- _Required task_
Give back all the data exactly, line by line.

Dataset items
------------------------------
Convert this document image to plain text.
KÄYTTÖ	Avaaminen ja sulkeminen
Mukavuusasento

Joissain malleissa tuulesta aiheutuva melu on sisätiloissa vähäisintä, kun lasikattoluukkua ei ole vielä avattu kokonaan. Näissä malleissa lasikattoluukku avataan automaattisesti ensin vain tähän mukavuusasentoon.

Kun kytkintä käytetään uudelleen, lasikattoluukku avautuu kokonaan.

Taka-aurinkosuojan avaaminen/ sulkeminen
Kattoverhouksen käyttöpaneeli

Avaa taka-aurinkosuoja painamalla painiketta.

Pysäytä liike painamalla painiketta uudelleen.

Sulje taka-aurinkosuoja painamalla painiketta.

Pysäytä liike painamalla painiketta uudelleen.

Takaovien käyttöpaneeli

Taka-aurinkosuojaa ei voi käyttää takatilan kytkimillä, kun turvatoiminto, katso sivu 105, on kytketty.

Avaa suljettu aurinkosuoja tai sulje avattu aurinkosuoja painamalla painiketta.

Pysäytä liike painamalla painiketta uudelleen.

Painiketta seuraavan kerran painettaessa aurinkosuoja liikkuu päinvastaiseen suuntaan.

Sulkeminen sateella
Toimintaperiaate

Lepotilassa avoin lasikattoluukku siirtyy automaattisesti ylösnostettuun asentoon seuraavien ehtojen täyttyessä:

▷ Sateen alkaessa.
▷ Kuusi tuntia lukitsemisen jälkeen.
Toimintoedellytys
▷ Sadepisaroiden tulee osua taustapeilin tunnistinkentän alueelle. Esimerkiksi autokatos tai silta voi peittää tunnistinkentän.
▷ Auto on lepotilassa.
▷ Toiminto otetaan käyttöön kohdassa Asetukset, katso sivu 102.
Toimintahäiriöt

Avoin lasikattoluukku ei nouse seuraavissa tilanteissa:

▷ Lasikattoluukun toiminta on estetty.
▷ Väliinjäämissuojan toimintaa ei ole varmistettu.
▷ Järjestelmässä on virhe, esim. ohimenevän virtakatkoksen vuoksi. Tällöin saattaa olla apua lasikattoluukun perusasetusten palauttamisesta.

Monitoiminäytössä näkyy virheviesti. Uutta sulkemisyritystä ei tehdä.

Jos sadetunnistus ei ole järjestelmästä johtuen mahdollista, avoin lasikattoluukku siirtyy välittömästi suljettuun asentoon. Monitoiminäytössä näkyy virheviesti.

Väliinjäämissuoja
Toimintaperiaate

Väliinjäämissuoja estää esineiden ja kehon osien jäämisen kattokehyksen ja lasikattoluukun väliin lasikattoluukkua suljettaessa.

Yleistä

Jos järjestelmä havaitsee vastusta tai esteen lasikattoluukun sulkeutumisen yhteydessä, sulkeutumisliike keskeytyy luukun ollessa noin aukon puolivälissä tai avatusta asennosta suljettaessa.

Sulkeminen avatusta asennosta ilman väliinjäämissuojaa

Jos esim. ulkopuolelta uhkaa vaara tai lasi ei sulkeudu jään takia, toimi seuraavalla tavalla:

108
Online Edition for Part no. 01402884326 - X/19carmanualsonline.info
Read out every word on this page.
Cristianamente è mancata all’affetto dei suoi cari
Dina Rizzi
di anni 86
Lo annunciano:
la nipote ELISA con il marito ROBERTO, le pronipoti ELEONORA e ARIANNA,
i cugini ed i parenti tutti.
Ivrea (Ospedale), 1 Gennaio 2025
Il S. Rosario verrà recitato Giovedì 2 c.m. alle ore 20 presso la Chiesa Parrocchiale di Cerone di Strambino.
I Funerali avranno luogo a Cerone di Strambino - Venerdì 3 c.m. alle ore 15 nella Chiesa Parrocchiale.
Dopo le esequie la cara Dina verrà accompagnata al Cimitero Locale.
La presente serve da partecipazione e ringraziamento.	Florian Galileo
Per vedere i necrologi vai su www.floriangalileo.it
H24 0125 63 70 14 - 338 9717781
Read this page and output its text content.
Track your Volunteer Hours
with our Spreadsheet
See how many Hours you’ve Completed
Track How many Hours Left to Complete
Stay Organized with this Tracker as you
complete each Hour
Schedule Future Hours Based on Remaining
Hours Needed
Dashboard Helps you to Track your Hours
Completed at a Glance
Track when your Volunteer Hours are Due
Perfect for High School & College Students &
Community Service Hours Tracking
------------------------------
- _Finished task_
Convert this document image to plain text.
KÄYTTÖ	Avaaminen ja sulkeminen
Mukavuusasento

Joissain malleissa tuulesta aiheutuva melu on sisätiloissa vähäisintä, kun lasikattoluukkua ei ole vielä avattu kokonaan. Näissä malleissa lasikattoluukku avataan automaattisesti ensin vain tähän mukavuusasentoon.

Kun kytkintä käytetään uudelleen, lasikattoluukku avautuu kokonaan.

Taka-aurinkosuojan avaaminen/ sulkeminen
Kattoverhouksen käyttöpaneeli

Avaa taka-aurinkosuoja painamalla painiketta.

Pysäytä liike painamalla painiketta uudelleen.

Sulje taka-aurinkosuoja painamalla painiketta.

Pysäytä liike painamalla painiketta uudelleen.

Takaovien käyttöpaneeli

Taka-aurinkosuojaa ei voi käyttää takatilan kytkimillä, kun turvatoiminto, katso sivu 105, on kytketty.

Avaa suljettu aurinkosuoja tai sulje avattu aurinkosuoja painamalla painiketta.

Pysäytä liike painamalla painiketta uudelleen.

Painiketta seuraavan kerran painettaessa aurinkosuoja liikkuu päinvastaiseen suuntaan.

Sulkeminen sateella
Toimintaperiaate

Lepotilassa avoin lasikattoluukku siirtyy automaattisesti ylösnostettuun asentoon seuraavien ehtojen täyttyessä:

▷ Sateen alkaessa.
▷ Kuusi tuntia lukitsemisen jälkeen.
Toimintoedellytys
▷ Sadepisaroiden tulee osua taustapeilin tunnistinkentän alueelle. Esimerkiksi autokatos tai silta voi peittää tunnistinkentän.
▷ Auto on lepotilassa.
▷ Toiminto otetaan käyttöön kohdassa Asetukset, katso sivu 102.
Toimintahäiriöt

Avoin lasikattoluukku ei nouse seuraavissa tilanteissa:

▷ Lasikattoluukun toiminta on estetty.
▷ Väliinjäämissuojan toimintaa ei ole varmistettu.
▷ Järjestelmässä on virhe, esim. ohimenevän virtakatkoksen vuoksi. Tällöin saattaa olla apua lasikattoluukun perusasetusten palauttamisesta.

Monitoiminäytössä näkyy virheviesti. Uutta sulkemisyritystä ei tehdä.

Jos sadetunnistus ei ole järjestelmästä johtuen mahdollista, avoin lasikattoluukku siirtyy välittömästi suljettuun asentoon. Monitoiminäytössä näkyy virheviesti.

Väliinjäämissuoja
Toimintaperiaate

Väliinjäämissuoja estää esineiden ja kehon osien jäämisen kattokehyksen ja lasikattoluukun väliin lasikattoluukkua suljettaessa.

Yleistä

Jos järjestelmä havaitsee vastusta tai esteen lasikattoluukun sulkeutumisen yhteydessä, sulkeutumisliike keskeytyy luukun ollessa noin aukon puolivälissä tai avatusta asennosta suljettaessa.

Sulkeminen avatusta asennosta ilman väliinjäämissuojaa

Jos esim. ulkopuolelta uhkaa vaara tai lasi ei sulkeudu jään takia, toimi seuraavalla tavalla:

108
Online Edition for Part no. 01402884326 - X/19carmanualsonline.info
Read out every word on this page.
Cristianamente è mancata all’affetto dei suoi cari
Dina Rizzi
di anni 86
Lo annunciano:
la nipote ELISA con il marito ROBERTO, le pronipoti ELEONORA e ARIANNA,
i cugini ed i parenti tutti.
Ivrea (Ospedale), 1 Gennaio 2025
Il S. Rosario verrà recitato Giovedì 2 c.m. alle ore 20 presso la Chiesa Parrocchiale di Cerone di Strambino.
I Funerali avranno luogo a Cerone di Strambino - Venerdì 3 c.m. alle ore 15 nella Chiesa Parrocchiale.
Dopo le esequie la cara Dina verrà accompagnata al Cimitero Locale.
La presente serve da partecipazione e ringraziamento.	Florian Galileo
Per vedere i necrologi vai su www.floriangalileo.it
H24 0125 63 70 14 - 338 9717781
Read this page and output its text content.
Track your Volunteer Hours
with our Spreadsheet
See how many Hours you’ve Completed
Track How many Hours Left to Complete
Stay Organized with this Tracker as you
complete each Hour
Schedule Future Hours Based on Remaining
Hours Needed
Dashboard Helps you to Track your Hours
Completed at a Glance
Track when your Volunteer Hours are Due
Perfect for High School & College Students &
Community Service Hours Tracking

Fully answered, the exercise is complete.